-- Start --

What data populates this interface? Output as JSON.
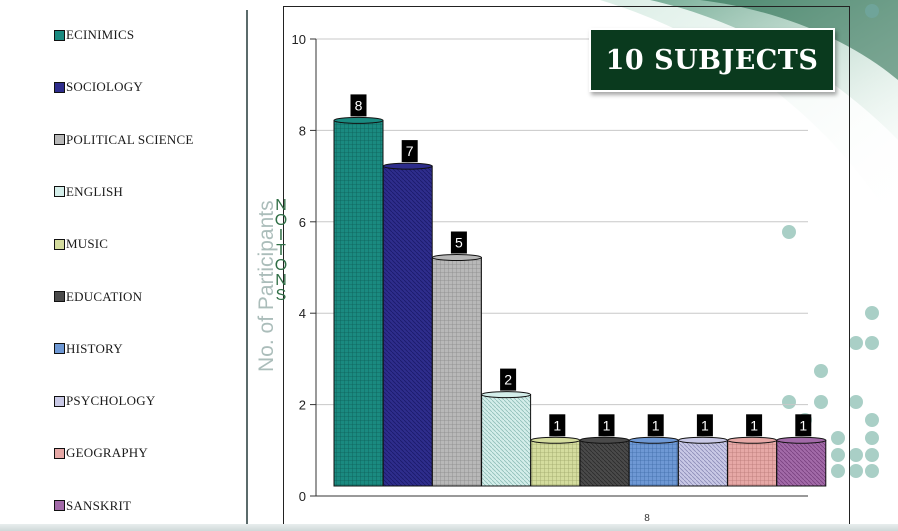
{
  "chart_data": {
    "type": "bar",
    "title": "10 SUBJECTS",
    "categories": [
      "ECINIMICS",
      "SOCIOLOGY",
      "POLITICAL SCIENCE",
      "ENGLISH",
      "MUSIC",
      "EDUCATION",
      "HISTORY",
      "PSYCHOLOGY",
      "GEOGRAPHY",
      "SANSKRIT"
    ],
    "values": [
      8,
      7,
      5,
      2,
      1,
      1,
      1,
      1,
      1,
      1
    ],
    "data_labels": [
      "8",
      "7",
      "5",
      "2",
      "1",
      "1",
      "1",
      "1",
      "1",
      "1"
    ],
    "ylabel": "No. of Participants",
    "ylabel_overlay": "NOITONS",
    "ylim": [
      0,
      10
    ],
    "yticks": [
      "0",
      "2",
      "4",
      "6",
      "8",
      "10"
    ],
    "xtick_label": "8",
    "grid": true,
    "legend_position": "left",
    "colors": [
      "#1a8a80",
      "#2e2d8c",
      "#b8b8b8",
      "#d4eeea",
      "#d4dc9e",
      "#4a4a4a",
      "#6e98d4",
      "#c9c9e6",
      "#e6a8a6",
      "#a26aa8"
    ]
  },
  "theme": {
    "accent": "#0a3a1e",
    "dot_color": "#a9cfc6"
  }
}
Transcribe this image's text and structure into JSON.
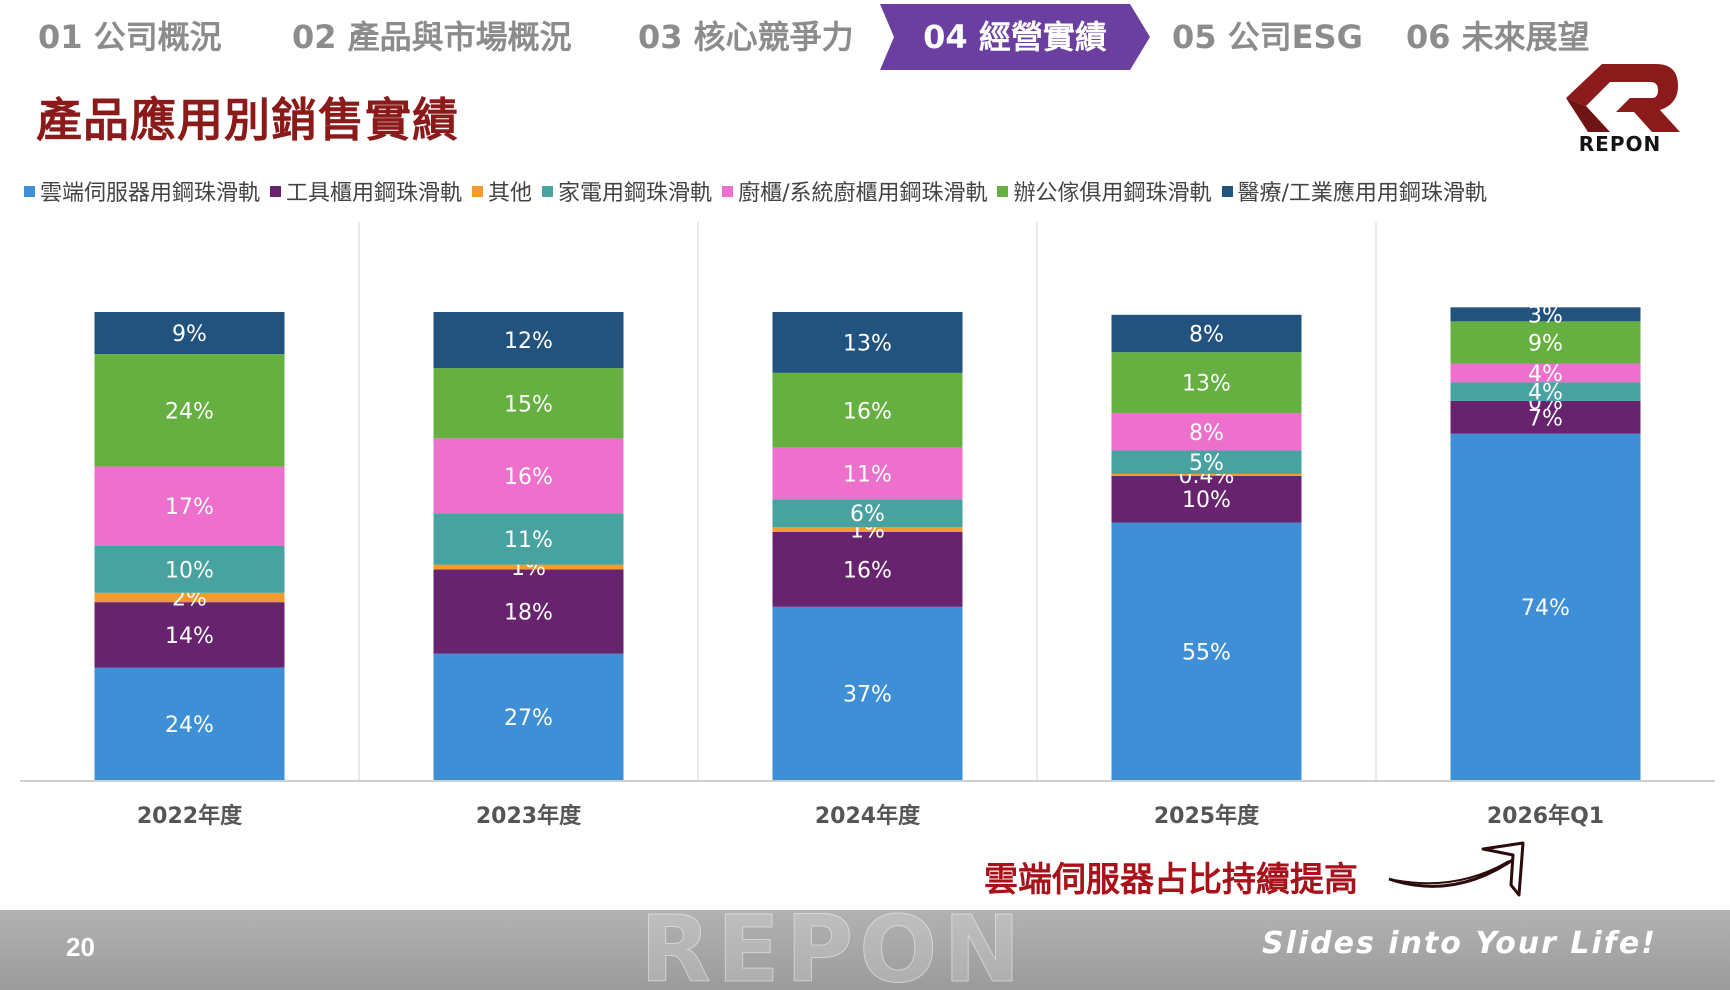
{
  "nav": {
    "items": [
      {
        "label": "01 公司概況"
      },
      {
        "label": "02 產品與市場概況"
      },
      {
        "label": "03 核心競爭力"
      },
      {
        "label": "04 經營實績"
      },
      {
        "label": "05 公司ESG"
      },
      {
        "label": "06 未來展望"
      }
    ],
    "active_color": "#6b3fa0"
  },
  "page_title": "產品應用別銷售實績",
  "logo": {
    "text": "REPON",
    "color": "#8b1a1a"
  },
  "callout": "雲端伺服器占比持續提高",
  "footer": {
    "page_number": "20",
    "slogan": "Slides into Your Life!",
    "watermark": "REPON"
  },
  "chart_data": {
    "type": "bar",
    "stacked": true,
    "legend_position": "top",
    "categories": [
      "2022年度",
      "2023年度",
      "2024年度",
      "2025年度",
      "2026年Q1"
    ],
    "series": [
      {
        "name": "雲端伺服器用鋼珠滑軌",
        "color": "#3f8fd6",
        "values": [
          24,
          27,
          37,
          55,
          74
        ],
        "labels": [
          "24%",
          "27%",
          "37%",
          "55%",
          "74%"
        ]
      },
      {
        "name": "工具櫃用鋼珠滑軌",
        "color": "#68236e",
        "values": [
          14,
          18,
          16,
          10,
          7
        ],
        "labels": [
          "14%",
          "18%",
          "16%",
          "10%",
          "7%"
        ]
      },
      {
        "name": "其他",
        "color": "#f39c2d",
        "values": [
          2,
          1,
          1,
          0.4,
          0
        ],
        "labels": [
          "2%",
          "1%",
          "1%",
          "0.4%",
          "0%"
        ]
      },
      {
        "name": "家電用鋼珠滑軌",
        "color": "#47a2a0",
        "values": [
          10,
          11,
          6,
          5,
          4
        ],
        "labels": [
          "10%",
          "11%",
          "6%",
          "5%",
          "4%"
        ]
      },
      {
        "name": "廚櫃/系統廚櫃用鋼珠滑軌",
        "color": "#ec70cc",
        "values": [
          17,
          16,
          11,
          8,
          4
        ],
        "labels": [
          "17%",
          "16%",
          "11%",
          "8%",
          "4%"
        ]
      },
      {
        "name": "辦公傢俱用鋼珠滑軌",
        "color": "#65b040",
        "values": [
          24,
          15,
          16,
          13,
          9
        ],
        "labels": [
          "24%",
          "15%",
          "16%",
          "13%",
          "9%"
        ]
      },
      {
        "name": "醫療/工業應用用鋼珠滑軌",
        "color": "#22527e",
        "values": [
          9,
          12,
          13,
          8,
          3
        ],
        "labels": [
          "9%",
          "12%",
          "13%",
          "8%",
          "3%"
        ]
      }
    ],
    "ylim": [
      0,
      100
    ],
    "grid": false
  }
}
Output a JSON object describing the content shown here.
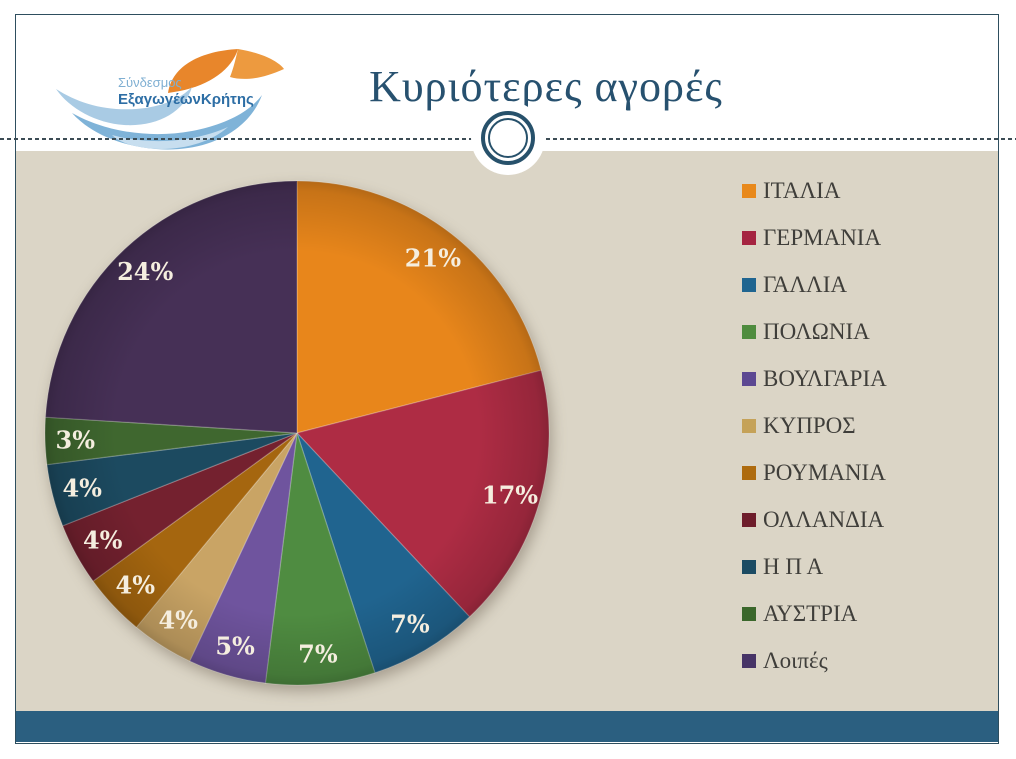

-- End --

§ **Given task**
Leaving out the pictures, repeat the data above exactly.

§ **Result**
What data populates this interface? Output as JSON.
{
  "chart_data": {
    "type": "bar",
    "title": "10 SUBJECTS",
    "categories": [
      "ECINIMICS",
      "SOCIOLOGY",
      "POLITICAL SCIENCE",
      "ENGLISH",
      "MUSIC",
      "EDUCATION",
      "HISTORY",
      "PSYCHOLOGY",
      "GEOGRAPHY",
      "SANSKRIT"
    ],
    "values": [
      8,
      7,
      5,
      2,
      1,
      1,
      1,
      1,
      1,
      1
    ],
    "data_labels": [
      "8",
      "7",
      "5",
      "2",
      "1",
      "1",
      "1",
      "1",
      "1",
      "1"
    ],
    "ylabel": "No. of Participants",
    "ylabel_overlay": "NOITONS",
    "ylim": [
      0,
      10
    ],
    "yticks": [
      "0",
      "2",
      "4",
      "6",
      "8",
      "10"
    ],
    "xtick_label": "8",
    "grid": true,
    "legend_position": "left",
    "colors": [
      "#1a8a80",
      "#2e2d8c",
      "#b8b8b8",
      "#d4eeea",
      "#d4dc9e",
      "#4a4a4a",
      "#6e98d4",
      "#c9c9e6",
      "#e6a8a6",
      "#a26aa8"
    ]
  },
  "theme": {
    "accent": "#0a3a1e",
    "dot_color": "#a9cfc6"
  }
}
Transcribe this image's text and structure into JSON.
{
  "nav": {
    "items": [
      {
        "label": "01 公司概況"
      },
      {
        "label": "02 產品與市場概況"
      },
      {
        "label": "03 核心競爭力"
      },
      {
        "label": "04 經營實績"
      },
      {
        "label": "05 公司ESG"
      },
      {
        "label": "06 未來展望"
      }
    ],
    "active_color": "#6b3fa0"
  },
  "page_title": "產品應用別銷售實績",
  "logo": {
    "text": "REPON",
    "color": "#8b1a1a"
  },
  "callout": "雲端伺服器占比持續提高",
  "footer": {
    "page_number": "20",
    "slogan": "Slides into Your Life!",
    "watermark": "REPON"
  },
  "chart_data": {
    "type": "bar",
    "stacked": true,
    "legend_position": "top",
    "categories": [
      "2022年度",
      "2023年度",
      "2024年度",
      "2025年度",
      "2026年Q1"
    ],
    "series": [
      {
        "name": "雲端伺服器用鋼珠滑軌",
        "color": "#3f8fd6",
        "values": [
          24,
          27,
          37,
          55,
          74
        ],
        "labels": [
          "24%",
          "27%",
          "37%",
          "55%",
          "74%"
        ]
      },
      {
        "name": "工具櫃用鋼珠滑軌",
        "color": "#68236e",
        "values": [
          14,
          18,
          16,
          10,
          7
        ],
        "labels": [
          "14%",
          "18%",
          "16%",
          "10%",
          "7%"
        ]
      },
      {
        "name": "其他",
        "color": "#f39c2d",
        "values": [
          2,
          1,
          1,
          0.4,
          0
        ],
        "labels": [
          "2%",
          "1%",
          "1%",
          "0.4%",
          "0%"
        ]
      },
      {
        "name": "家電用鋼珠滑軌",
        "color": "#47a2a0",
        "values": [
          10,
          11,
          6,
          5,
          4
        ],
        "labels": [
          "10%",
          "11%",
          "6%",
          "5%",
          "4%"
        ]
      },
      {
        "name": "廚櫃/系統廚櫃用鋼珠滑軌",
        "color": "#ec70cc",
        "values": [
          17,
          16,
          11,
          8,
          4
        ],
        "labels": [
          "17%",
          "16%",
          "11%",
          "8%",
          "4%"
        ]
      },
      {
        "name": "辦公傢俱用鋼珠滑軌",
        "color": "#65b040",
        "values": [
          24,
          15,
          16,
          13,
          9
        ],
        "labels": [
          "24%",
          "15%",
          "16%",
          "13%",
          "9%"
        ]
      },
      {
        "name": "醫療/工業應用用鋼珠滑軌",
        "color": "#22527e",
        "values": [
          9,
          12,
          13,
          8,
          3
        ],
        "labels": [
          "9%",
          "12%",
          "13%",
          "8%",
          "3%"
        ]
      }
    ],
    "ylim": [
      0,
      100
    ],
    "grid": false
  }
}
Output a JSON object describing the content shown here.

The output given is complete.